THE EXERCISE
Retype the lines of every record below exactly, keeping each character as it appears.

(Collection entries)
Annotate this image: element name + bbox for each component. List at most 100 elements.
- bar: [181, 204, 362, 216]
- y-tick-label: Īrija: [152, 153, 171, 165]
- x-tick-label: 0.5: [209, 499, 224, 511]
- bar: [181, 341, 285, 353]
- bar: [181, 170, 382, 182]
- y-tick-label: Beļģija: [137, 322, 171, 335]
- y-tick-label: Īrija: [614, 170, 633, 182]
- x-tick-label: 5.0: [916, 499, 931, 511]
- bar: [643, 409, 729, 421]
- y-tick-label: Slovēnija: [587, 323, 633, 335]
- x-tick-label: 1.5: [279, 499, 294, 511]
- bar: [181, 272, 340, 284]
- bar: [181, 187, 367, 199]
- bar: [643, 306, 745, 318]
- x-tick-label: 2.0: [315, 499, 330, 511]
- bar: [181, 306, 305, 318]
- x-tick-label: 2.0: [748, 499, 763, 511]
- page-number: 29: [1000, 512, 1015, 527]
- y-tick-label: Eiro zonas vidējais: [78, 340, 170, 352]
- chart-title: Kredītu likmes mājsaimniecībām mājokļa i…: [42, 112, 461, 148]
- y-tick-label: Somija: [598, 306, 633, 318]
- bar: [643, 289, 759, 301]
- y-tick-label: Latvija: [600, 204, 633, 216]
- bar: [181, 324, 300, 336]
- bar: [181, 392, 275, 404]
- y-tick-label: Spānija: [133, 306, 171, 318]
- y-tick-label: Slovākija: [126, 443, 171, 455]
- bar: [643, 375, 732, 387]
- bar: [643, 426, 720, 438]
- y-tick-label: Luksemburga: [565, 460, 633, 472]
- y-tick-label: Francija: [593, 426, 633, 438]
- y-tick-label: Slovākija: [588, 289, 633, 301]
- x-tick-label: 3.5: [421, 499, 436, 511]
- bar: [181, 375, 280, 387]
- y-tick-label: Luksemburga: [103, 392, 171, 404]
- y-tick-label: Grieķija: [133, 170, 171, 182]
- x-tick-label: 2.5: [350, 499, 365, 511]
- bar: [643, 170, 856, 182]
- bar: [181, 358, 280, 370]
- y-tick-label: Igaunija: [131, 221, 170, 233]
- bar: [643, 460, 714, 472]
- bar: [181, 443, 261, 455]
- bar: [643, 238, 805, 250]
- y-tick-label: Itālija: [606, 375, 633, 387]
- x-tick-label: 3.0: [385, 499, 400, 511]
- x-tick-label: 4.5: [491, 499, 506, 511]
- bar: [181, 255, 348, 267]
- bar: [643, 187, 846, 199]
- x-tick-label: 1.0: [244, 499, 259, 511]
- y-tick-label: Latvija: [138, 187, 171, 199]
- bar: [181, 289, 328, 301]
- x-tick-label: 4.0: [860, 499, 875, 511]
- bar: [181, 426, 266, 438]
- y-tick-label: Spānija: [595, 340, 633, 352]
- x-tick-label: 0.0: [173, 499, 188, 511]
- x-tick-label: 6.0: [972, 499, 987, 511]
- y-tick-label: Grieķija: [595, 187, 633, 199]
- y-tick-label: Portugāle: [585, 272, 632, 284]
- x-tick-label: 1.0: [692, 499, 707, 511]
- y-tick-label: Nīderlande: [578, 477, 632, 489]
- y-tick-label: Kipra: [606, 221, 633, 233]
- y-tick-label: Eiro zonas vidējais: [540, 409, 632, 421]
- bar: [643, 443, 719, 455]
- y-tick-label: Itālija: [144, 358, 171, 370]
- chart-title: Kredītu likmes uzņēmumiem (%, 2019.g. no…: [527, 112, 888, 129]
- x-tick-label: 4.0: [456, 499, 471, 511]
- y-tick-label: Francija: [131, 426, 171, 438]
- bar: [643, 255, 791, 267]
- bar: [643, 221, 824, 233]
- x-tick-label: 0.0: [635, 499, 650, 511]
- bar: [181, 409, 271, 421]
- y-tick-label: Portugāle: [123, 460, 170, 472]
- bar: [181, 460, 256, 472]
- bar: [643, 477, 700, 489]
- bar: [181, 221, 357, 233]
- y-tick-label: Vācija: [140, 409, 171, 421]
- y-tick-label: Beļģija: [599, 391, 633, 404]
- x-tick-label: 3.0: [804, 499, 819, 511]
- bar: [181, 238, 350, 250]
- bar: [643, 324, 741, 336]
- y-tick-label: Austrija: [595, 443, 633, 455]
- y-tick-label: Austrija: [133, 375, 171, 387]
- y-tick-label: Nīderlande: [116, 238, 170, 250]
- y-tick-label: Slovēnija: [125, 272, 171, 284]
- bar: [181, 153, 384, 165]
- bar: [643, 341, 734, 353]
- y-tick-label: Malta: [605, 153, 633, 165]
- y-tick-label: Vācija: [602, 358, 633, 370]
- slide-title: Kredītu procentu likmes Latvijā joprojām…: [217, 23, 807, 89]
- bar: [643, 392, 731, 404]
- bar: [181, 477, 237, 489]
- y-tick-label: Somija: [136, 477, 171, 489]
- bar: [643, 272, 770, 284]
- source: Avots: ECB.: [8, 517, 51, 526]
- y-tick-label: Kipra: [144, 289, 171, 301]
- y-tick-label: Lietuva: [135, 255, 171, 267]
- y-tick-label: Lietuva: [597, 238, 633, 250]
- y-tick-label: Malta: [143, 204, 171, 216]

TASK RESPONSE
Annotate this image: element name + bbox for each component. List at most 100 elements.
- bar: [181, 204, 362, 216]
- y-tick-label: Īrija: [152, 153, 171, 165]
- x-tick-label: 0.5: [209, 499, 224, 511]
- bar: [181, 341, 285, 353]
- bar: [181, 170, 382, 182]
- y-tick-label: Beļģija: [137, 322, 171, 335]
- y-tick-label: Īrija: [614, 170, 633, 182]
- x-tick-label: 5.0: [916, 499, 931, 511]
- bar: [643, 409, 729, 421]
- y-tick-label: Slovēnija: [587, 323, 633, 335]
- x-tick-label: 1.5: [279, 499, 294, 511]
- bar: [181, 272, 340, 284]
- bar: [181, 187, 367, 199]
- bar: [643, 306, 745, 318]
- x-tick-label: 2.0: [315, 499, 330, 511]
- bar: [181, 306, 305, 318]
- x-tick-label: 2.0: [748, 499, 763, 511]
- page-number: 29: [1000, 512, 1015, 527]
- y-tick-label: Eiro zonas vidējais: [78, 340, 170, 352]
- chart-title: Kredītu likmes mājsaimniecībām mājokļa i…: [42, 112, 461, 148]
- y-tick-label: Somija: [598, 306, 633, 318]
- bar: [643, 289, 759, 301]
- y-tick-label: Latvija: [600, 204, 633, 216]
- bar: [181, 324, 300, 336]
- bar: [181, 392, 275, 404]
- y-tick-label: Spānija: [133, 306, 171, 318]
- y-tick-label: Slovākija: [126, 443, 171, 455]
- bar: [643, 375, 732, 387]
- bar: [643, 426, 720, 438]
- y-tick-label: Luksemburga: [565, 460, 633, 472]
- y-tick-label: Francija: [593, 426, 633, 438]
- y-tick-label: Slovākija: [588, 289, 633, 301]
- x-tick-label: 3.5: [421, 499, 436, 511]
- bar: [181, 375, 280, 387]
- y-tick-label: Luksemburga: [103, 392, 171, 404]
- y-tick-label: Grieķija: [133, 170, 171, 182]
- x-tick-label: 2.5: [350, 499, 365, 511]
- bar: [643, 170, 856, 182]
- bar: [181, 358, 280, 370]
- y-tick-label: Igaunija: [131, 221, 170, 233]
- bar: [643, 460, 714, 472]
- bar: [181, 443, 261, 455]
- bar: [643, 238, 805, 250]
- y-tick-label: Itālija: [606, 375, 633, 387]
- x-tick-label: 3.0: [385, 499, 400, 511]
- x-tick-label: 4.5: [491, 499, 506, 511]
- bar: [181, 255, 348, 267]
- bar: [643, 187, 846, 199]
- x-tick-label: 1.0: [244, 499, 259, 511]
- y-tick-label: Latvija: [138, 187, 171, 199]
- bar: [181, 289, 328, 301]
- x-tick-label: 4.0: [860, 499, 875, 511]
- bar: [181, 426, 266, 438]
- y-tick-label: Spānija: [595, 340, 633, 352]
- x-tick-label: 0.0: [173, 499, 188, 511]
- x-tick-label: 6.0: [972, 499, 987, 511]
- y-tick-label: Grieķija: [595, 187, 633, 199]
- y-tick-label: Portugāle: [585, 272, 632, 284]
- x-tick-label: 1.0: [692, 499, 707, 511]
- y-tick-label: Nīderlande: [578, 477, 632, 489]
- y-tick-label: Kipra: [606, 221, 633, 233]
- y-tick-label: Eiro zonas vidējais: [540, 409, 632, 421]
- bar: [643, 443, 719, 455]
- y-tick-label: Itālija: [144, 358, 171, 370]
- chart-title: Kredītu likmes uzņēmumiem (%, 2019.g. no…: [527, 112, 888, 129]
- x-tick-label: 4.0: [456, 499, 471, 511]
- y-tick-label: Francija: [131, 426, 171, 438]
- bar: [643, 255, 791, 267]
- bar: [643, 221, 824, 233]
- x-tick-label: 0.0: [635, 499, 650, 511]
- bar: [181, 409, 271, 421]
- y-tick-label: Portugāle: [123, 460, 170, 472]
- bar: [181, 460, 256, 472]
- bar: [643, 477, 700, 489]
- bar: [181, 221, 357, 233]
- y-tick-label: Vācija: [140, 409, 171, 421]
- y-tick-label: Beļģija: [599, 391, 633, 404]
- x-tick-label: 3.0: [804, 499, 819, 511]
- bar: [181, 238, 350, 250]
- bar: [643, 324, 741, 336]
- y-tick-label: Austrija: [595, 443, 633, 455]
- y-tick-label: Austrija: [133, 375, 171, 387]
- y-tick-label: Nīderlande: [116, 238, 170, 250]
- y-tick-label: Slovēnija: [125, 272, 171, 284]
- bar: [181, 153, 384, 165]
- bar: [643, 341, 734, 353]
- y-tick-label: Malta: [605, 153, 633, 165]
- y-tick-label: Vācija: [602, 358, 633, 370]
- slide-title: Kredītu procentu likmes Latvijā joprojām…: [217, 23, 807, 89]
- bar: [643, 392, 731, 404]
- bar: [181, 477, 237, 489]
- y-tick-label: Somija: [136, 477, 171, 489]
- bar: [643, 272, 770, 284]
- source: Avots: ECB.: [8, 517, 51, 526]
- y-tick-label: Kipra: [144, 289, 171, 301]
- y-tick-label: Lietuva: [135, 255, 171, 267]
- y-tick-label: Lietuva: [597, 238, 633, 250]
- y-tick-label: Malta: [143, 204, 171, 216]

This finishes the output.